(Entries with figure data)

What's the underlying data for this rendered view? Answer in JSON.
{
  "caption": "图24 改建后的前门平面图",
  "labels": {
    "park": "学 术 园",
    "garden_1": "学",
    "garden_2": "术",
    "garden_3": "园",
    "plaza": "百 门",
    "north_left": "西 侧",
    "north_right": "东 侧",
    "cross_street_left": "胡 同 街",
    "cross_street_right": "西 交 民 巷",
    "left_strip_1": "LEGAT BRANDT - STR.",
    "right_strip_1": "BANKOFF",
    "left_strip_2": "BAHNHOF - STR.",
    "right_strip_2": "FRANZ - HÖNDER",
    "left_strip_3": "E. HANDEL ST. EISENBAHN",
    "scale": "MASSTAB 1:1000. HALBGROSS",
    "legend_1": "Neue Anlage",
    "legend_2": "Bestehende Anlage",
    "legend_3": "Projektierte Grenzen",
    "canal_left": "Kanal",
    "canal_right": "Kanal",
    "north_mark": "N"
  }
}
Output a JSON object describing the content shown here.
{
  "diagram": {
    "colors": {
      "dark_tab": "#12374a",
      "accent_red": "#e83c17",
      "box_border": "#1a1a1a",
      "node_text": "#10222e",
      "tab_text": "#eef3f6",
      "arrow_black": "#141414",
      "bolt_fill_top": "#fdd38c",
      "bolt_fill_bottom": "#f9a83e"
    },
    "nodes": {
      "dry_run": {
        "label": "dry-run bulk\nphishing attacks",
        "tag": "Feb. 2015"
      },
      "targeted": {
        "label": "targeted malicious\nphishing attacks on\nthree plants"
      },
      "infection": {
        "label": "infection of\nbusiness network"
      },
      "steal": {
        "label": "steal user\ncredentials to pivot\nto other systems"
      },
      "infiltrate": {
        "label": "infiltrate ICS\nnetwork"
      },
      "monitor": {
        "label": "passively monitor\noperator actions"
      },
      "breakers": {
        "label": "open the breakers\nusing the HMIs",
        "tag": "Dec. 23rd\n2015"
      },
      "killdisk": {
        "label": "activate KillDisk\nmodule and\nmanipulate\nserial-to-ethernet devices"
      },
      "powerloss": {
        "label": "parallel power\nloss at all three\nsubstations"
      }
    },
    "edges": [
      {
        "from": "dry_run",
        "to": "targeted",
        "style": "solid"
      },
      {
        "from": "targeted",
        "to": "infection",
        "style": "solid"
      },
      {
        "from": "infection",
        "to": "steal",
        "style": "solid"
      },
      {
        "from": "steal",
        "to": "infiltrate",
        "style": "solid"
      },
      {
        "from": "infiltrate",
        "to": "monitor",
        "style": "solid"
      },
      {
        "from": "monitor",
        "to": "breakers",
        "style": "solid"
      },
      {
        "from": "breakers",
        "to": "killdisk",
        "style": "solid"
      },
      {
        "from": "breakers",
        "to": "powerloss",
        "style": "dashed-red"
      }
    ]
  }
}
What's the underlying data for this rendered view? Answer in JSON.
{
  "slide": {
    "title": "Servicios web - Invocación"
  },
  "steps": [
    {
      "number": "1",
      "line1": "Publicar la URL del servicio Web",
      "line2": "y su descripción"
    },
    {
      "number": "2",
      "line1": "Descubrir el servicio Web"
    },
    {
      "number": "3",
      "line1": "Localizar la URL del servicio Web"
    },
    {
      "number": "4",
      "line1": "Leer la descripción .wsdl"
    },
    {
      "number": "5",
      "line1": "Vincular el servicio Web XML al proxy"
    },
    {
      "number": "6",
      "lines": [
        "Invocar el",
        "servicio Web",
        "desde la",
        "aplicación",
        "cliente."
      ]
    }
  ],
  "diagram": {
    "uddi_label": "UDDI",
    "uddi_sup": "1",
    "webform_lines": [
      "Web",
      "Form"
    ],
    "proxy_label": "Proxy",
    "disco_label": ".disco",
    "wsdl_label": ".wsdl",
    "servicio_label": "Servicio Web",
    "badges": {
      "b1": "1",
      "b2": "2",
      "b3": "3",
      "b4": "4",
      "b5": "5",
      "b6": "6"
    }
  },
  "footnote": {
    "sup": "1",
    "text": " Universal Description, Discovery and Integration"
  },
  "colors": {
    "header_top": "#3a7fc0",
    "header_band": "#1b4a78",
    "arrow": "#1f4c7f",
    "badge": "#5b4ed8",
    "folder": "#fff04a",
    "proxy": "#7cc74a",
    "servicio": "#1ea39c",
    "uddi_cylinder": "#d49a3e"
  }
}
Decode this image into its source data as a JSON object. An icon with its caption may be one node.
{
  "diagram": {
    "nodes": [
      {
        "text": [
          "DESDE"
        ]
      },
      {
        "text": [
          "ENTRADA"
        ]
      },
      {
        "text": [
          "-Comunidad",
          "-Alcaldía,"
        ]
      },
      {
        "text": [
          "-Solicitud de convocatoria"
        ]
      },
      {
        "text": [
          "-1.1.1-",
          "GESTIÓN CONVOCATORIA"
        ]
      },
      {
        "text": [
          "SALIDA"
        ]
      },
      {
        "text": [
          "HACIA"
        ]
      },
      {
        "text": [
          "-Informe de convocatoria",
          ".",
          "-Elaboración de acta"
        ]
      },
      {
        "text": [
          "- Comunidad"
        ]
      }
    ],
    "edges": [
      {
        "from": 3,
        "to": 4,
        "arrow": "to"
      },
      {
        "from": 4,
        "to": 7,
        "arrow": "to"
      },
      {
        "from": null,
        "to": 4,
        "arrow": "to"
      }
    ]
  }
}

→ **Short problem**
Extract each record, keeping it identical to the original.

→ **The output**
What's the underlying data for this rendered view? Answer in JSON.
{
  "caption": "图24 改建后的前门平面图",
  "labels": {
    "park": "学 术 园",
    "garden_1": "学",
    "garden_2": "术",
    "garden_3": "园",
    "plaza": "百 门",
    "north_left": "西 侧",
    "north_right": "东 侧",
    "cross_street_left": "胡 同 街",
    "cross_street_right": "西 交 民 巷",
    "left_strip_1": "LEGAT BRANDT - STR.",
    "right_strip_1": "BANKOFF",
    "left_strip_2": "BAHNHOF - STR.",
    "right_strip_2": "FRANZ - HÖNDER",
    "left_strip_3": "E. HANDEL ST. EISENBAHN",
    "scale": "MASSTAB 1:1000. HALBGROSS",
    "legend_1": "Neue Anlage",
    "legend_2": "Bestehende Anlage",
    "legend_3": "Projektierte Grenzen",
    "canal_left": "Kanal",
    "canal_right": "Kanal",
    "north_mark": "N"
  }
}
Output a JSON object describing the content shown here.
{
  "diagram": {
    "colors": {
      "dark_tab": "#12374a",
      "accent_red": "#e83c17",
      "box_border": "#1a1a1a",
      "node_text": "#10222e",
      "tab_text": "#eef3f6",
      "arrow_black": "#141414",
      "bolt_fill_top": "#fdd38c",
      "bolt_fill_bottom": "#f9a83e"
    },
    "nodes": {
      "dry_run": {
        "label": "dry-run bulk\nphishing attacks",
        "tag": "Feb. 2015"
      },
      "targeted": {
        "label": "targeted malicious\nphishing attacks on\nthree plants"
      },
      "infection": {
        "label": "infection of\nbusiness network"
      },
      "steal": {
        "label": "steal user\ncredentials to pivot\nto other systems"
      },
      "infiltrate": {
        "label": "infiltrate ICS\nnetwork"
      },
      "monitor": {
        "label": "passively monitor\noperator actions"
      },
      "breakers": {
        "label": "open the breakers\nusing the HMIs",
        "tag": "Dec. 23rd\n2015"
      },
      "killdisk": {
        "label": "activate KillDisk\nmodule and\nmanipulate\nserial-to-ethernet devices"
      },
      "powerloss": {
        "label": "parallel power\nloss at all three\nsubstations"
      }
    },
    "edges": [
      {
        "from": "dry_run",
        "to": "targeted",
        "style": "solid"
      },
      {
        "from": "targeted",
        "to": "infection",
        "style": "solid"
      },
      {
        "from": "infection",
        "to": "steal",
        "style": "solid"
      },
      {
        "from": "steal",
        "to": "infiltrate",
        "style": "solid"
      },
      {
        "from": "infiltrate",
        "to": "monitor",
        "style": "solid"
      },
      {
        "from": "monitor",
        "to": "breakers",
        "style": "solid"
      },
      {
        "from": "breakers",
        "to": "killdisk",
        "style": "solid"
      },
      {
        "from": "breakers",
        "to": "powerloss",
        "style": "dashed-red"
      }
    ]
  }
}
What's the underlying data for this rendered view? Answer in JSON.
{
  "slide": {
    "title": "Servicios web - Invocación"
  },
  "steps": [
    {
      "number": "1",
      "line1": "Publicar la URL del servicio Web",
      "line2": "y su descripción"
    },
    {
      "number": "2",
      "line1": "Descubrir el servicio Web"
    },
    {
      "number": "3",
      "line1": "Localizar la URL del servicio Web"
    },
    {
      "number": "4",
      "line1": "Leer la descripción .wsdl"
    },
    {
      "number": "5",
      "line1": "Vincular el servicio Web XML al proxy"
    },
    {
      "number": "6",
      "lines": [
        "Invocar el",
        "servicio Web",
        "desde la",
        "aplicación",
        "cliente."
      ]
    }
  ],
  "diagram": {
    "uddi_label": "UDDI",
    "uddi_sup": "1",
    "webform_lines": [
      "Web",
      "Form"
    ],
    "proxy_label": "Proxy",
    "disco_label": ".disco",
    "wsdl_label": ".wsdl",
    "servicio_label": "Servicio Web",
    "badges": {
      "b1": "1",
      "b2": "2",
      "b3": "3",
      "b4": "4",
      "b5": "5",
      "b6": "6"
    }
  },
  "footnote": {
    "sup": "1",
    "text": " Universal Description, Discovery and Integration"
  },
  "colors": {
    "header_top": "#3a7fc0",
    "header_band": "#1b4a78",
    "arrow": "#1f4c7f",
    "badge": "#5b4ed8",
    "folder": "#fff04a",
    "proxy": "#7cc74a",
    "servicio": "#1ea39c",
    "uddi_cylinder": "#d49a3e"
  }
}
Decode this image into its source data as a JSON object. An icon with its caption may be one node.
{
  "diagram": {
    "nodes": [
      {
        "text": [
          "DESDE"
        ]
      },
      {
        "text": [
          "ENTRADA"
        ]
      },
      {
        "text": [
          "-Comunidad",
          "-Alcaldía,"
        ]
      },
      {
        "text": [
          "-Solicitud de convocatoria"
        ]
      },
      {
        "text": [
          "-1.1.1-",
          "GESTIÓN CONVOCATORIA"
        ]
      },
      {
        "text": [
          "SALIDA"
        ]
      },
      {
        "text": [
          "HACIA"
        ]
      },
      {
        "text": [
          "-Informe de convocatoria",
          ".",
          "-Elaboración de acta"
        ]
      },
      {
        "text": [
          "- Comunidad"
        ]
      }
    ],
    "edges": [
      {
        "from": 3,
        "to": 4,
        "arrow": "to"
      },
      {
        "from": 4,
        "to": 7,
        "arrow": "to"
      },
      {
        "from": null,
        "to": 4,
        "arrow": "to"
      }
    ]
  }
}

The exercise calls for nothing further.